→ TASK
The records that follow must be reproduced in full, exactly as written.

→ SOURCE DATA
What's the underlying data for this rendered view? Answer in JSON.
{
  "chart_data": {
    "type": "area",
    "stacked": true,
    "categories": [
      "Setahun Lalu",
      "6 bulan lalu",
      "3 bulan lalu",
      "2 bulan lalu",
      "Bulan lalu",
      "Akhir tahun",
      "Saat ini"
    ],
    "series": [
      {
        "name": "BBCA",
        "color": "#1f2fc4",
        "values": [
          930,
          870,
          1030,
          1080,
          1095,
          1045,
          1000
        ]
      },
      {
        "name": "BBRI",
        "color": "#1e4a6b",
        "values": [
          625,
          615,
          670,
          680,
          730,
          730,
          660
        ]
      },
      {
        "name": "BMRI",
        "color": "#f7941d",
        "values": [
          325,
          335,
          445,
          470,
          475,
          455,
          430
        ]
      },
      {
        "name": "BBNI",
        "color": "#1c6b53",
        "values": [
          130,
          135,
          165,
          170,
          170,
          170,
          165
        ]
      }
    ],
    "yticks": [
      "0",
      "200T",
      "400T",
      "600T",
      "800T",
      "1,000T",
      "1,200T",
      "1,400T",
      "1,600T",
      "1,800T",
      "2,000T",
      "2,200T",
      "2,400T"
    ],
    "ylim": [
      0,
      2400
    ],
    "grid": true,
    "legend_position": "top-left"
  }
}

→ EXERCISE RESPONSE
What's the underlying data for this rendered view? Answer in JSON.
{
  "chart_data": {
    "type": "area",
    "stacked": true,
    "categories": [
      "Setahun Lalu",
      "6 bulan lalu",
      "3 bulan lalu",
      "2 bulan lalu",
      "Bulan lalu",
      "Akhir tahun",
      "Saat ini"
    ],
    "series": [
      {
        "name": "BBCA",
        "color": "#1f2fc4",
        "values": [
          930,
          870,
          1030,
          1080,
          1095,
          1045,
          1000
        ]
      },
      {
        "name": "BBRI",
        "color": "#1e4a6b",
        "values": [
          625,
          615,
          670,
          680,
          730,
          730,
          660
        ]
      },
      {
        "name": "BMRI",
        "color": "#f7941d",
        "values": [
          325,
          335,
          445,
          470,
          475,
          455,
          430
        ]
      },
      {
        "name": "BBNI",
        "color": "#1c6b53",
        "values": [
          130,
          135,
          165,
          170,
          170,
          170,
          165
        ]
      }
    ],
    "yticks": [
      "0",
      "200T",
      "400T",
      "600T",
      "800T",
      "1,000T",
      "1,200T",
      "1,400T",
      "1,600T",
      "1,800T",
      "2,000T",
      "2,200T",
      "2,400T"
    ],
    "ylim": [
      0,
      2400
    ],
    "grid": true,
    "legend_position": "top-left"
  }
}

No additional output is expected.